Pick out all lines of the entries that include the word "different" and copy them.

· · · · · · ·

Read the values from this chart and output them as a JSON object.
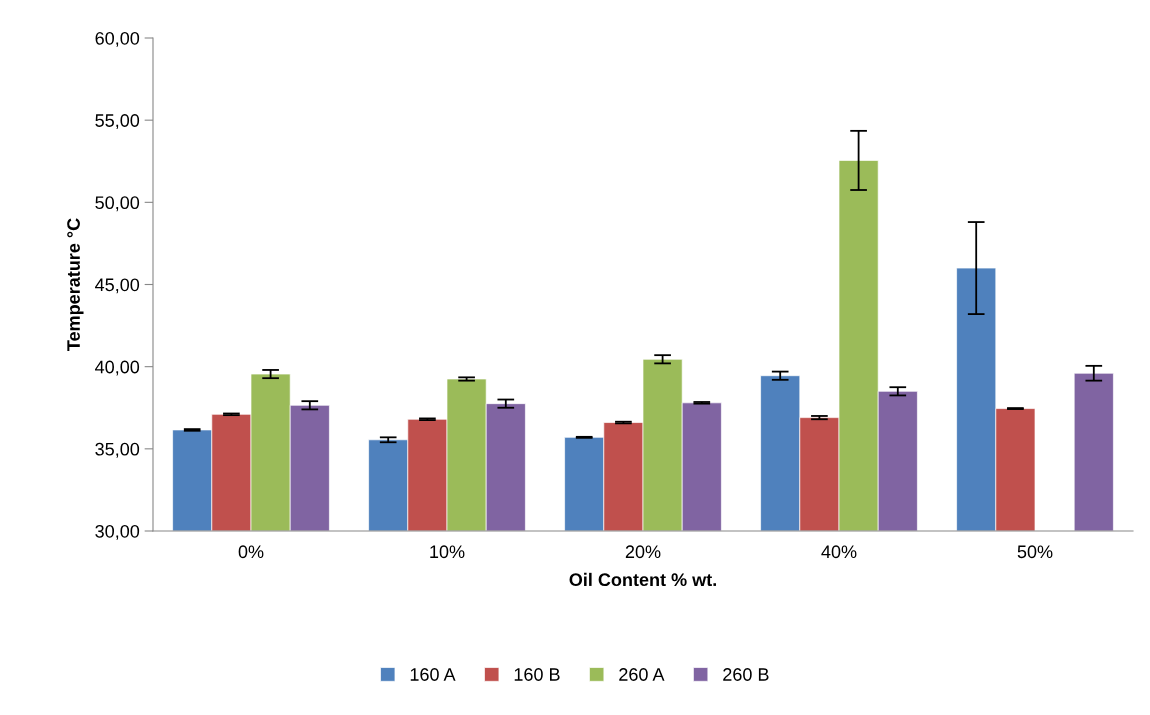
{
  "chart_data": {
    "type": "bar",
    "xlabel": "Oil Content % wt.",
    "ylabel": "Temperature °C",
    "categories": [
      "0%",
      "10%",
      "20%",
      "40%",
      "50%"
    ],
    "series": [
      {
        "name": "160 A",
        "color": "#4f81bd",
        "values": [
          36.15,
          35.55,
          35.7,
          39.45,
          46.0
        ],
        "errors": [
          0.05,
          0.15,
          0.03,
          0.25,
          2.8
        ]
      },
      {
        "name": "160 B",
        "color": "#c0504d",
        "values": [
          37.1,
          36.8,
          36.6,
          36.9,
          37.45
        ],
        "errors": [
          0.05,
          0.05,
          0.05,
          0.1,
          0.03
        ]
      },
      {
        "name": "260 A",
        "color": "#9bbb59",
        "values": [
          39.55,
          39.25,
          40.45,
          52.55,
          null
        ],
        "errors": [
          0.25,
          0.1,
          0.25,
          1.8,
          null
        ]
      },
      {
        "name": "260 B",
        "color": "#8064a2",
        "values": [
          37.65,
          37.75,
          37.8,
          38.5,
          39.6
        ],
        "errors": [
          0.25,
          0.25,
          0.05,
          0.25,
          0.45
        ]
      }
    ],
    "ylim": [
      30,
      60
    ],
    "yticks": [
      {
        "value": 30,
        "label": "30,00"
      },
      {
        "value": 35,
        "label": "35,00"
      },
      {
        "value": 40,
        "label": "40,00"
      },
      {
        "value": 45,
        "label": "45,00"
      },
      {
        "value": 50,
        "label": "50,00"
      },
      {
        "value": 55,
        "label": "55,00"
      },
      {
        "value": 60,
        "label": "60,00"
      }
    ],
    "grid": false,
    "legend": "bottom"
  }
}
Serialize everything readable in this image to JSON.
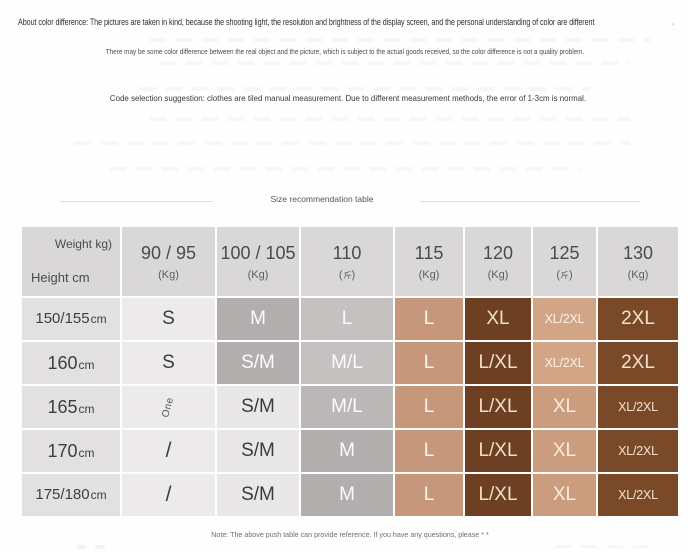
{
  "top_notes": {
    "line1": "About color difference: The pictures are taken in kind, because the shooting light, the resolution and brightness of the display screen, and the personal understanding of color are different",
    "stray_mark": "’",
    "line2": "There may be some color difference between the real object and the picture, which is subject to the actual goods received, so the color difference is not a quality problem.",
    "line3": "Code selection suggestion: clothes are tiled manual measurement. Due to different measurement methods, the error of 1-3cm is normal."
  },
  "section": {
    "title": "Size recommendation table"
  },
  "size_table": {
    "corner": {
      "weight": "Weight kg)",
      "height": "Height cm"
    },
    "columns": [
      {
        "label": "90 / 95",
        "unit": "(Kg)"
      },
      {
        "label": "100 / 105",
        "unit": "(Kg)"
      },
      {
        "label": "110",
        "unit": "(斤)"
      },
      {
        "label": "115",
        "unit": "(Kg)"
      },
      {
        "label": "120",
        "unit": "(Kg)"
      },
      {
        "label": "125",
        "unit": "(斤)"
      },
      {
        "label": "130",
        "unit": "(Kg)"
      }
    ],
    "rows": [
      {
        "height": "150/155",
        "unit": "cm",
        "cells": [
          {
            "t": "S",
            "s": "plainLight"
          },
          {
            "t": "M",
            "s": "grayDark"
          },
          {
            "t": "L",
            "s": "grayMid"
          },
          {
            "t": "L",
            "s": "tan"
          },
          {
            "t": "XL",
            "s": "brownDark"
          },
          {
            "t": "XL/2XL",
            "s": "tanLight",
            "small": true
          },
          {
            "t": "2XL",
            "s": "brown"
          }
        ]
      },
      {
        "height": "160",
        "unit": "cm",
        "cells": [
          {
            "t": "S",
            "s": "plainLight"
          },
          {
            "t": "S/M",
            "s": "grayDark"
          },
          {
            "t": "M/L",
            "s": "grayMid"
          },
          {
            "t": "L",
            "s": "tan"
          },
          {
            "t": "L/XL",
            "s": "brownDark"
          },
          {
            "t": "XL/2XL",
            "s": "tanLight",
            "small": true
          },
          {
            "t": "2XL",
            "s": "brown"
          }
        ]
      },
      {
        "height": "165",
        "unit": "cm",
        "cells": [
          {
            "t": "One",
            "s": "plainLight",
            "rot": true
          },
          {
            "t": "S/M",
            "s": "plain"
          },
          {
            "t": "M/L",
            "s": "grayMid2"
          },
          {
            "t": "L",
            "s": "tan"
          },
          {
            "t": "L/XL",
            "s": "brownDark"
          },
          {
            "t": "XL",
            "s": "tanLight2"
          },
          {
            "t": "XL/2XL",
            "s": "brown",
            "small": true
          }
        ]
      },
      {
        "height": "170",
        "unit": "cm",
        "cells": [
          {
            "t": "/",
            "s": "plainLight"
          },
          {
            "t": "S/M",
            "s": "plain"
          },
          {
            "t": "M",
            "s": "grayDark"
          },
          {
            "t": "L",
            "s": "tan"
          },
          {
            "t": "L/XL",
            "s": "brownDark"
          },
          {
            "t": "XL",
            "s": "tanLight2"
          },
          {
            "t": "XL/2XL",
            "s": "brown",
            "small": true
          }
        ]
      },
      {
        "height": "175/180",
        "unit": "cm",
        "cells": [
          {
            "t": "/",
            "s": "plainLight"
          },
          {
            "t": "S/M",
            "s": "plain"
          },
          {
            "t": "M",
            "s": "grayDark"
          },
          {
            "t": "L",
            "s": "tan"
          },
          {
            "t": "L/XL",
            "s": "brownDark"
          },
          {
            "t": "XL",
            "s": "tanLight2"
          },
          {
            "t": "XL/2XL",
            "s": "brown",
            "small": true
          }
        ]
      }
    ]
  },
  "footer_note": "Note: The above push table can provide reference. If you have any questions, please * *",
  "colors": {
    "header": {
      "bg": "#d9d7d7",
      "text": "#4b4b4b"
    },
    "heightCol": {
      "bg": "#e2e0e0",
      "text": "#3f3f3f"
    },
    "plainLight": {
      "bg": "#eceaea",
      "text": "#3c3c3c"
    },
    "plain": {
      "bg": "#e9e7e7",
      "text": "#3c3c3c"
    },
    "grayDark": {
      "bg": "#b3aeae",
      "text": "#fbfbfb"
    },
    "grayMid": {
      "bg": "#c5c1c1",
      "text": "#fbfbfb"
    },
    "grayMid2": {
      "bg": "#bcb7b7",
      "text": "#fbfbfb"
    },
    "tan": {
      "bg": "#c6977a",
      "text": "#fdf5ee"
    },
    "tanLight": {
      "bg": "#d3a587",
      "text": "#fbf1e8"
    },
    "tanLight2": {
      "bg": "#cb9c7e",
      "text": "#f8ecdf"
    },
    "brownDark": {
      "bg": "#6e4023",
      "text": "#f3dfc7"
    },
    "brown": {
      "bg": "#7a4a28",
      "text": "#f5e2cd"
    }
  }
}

· · · · · · ·

Output below –
    "line1": "About color difference: The pictures are taken in kind, because the shooting light, the resolution and brightness of the display screen, and the personal understanding of color are different",
    "line3": "Code selection suggestion: clothes are tiled manual measurement. Due to different measurement methods, the error of 1-3cm is normal."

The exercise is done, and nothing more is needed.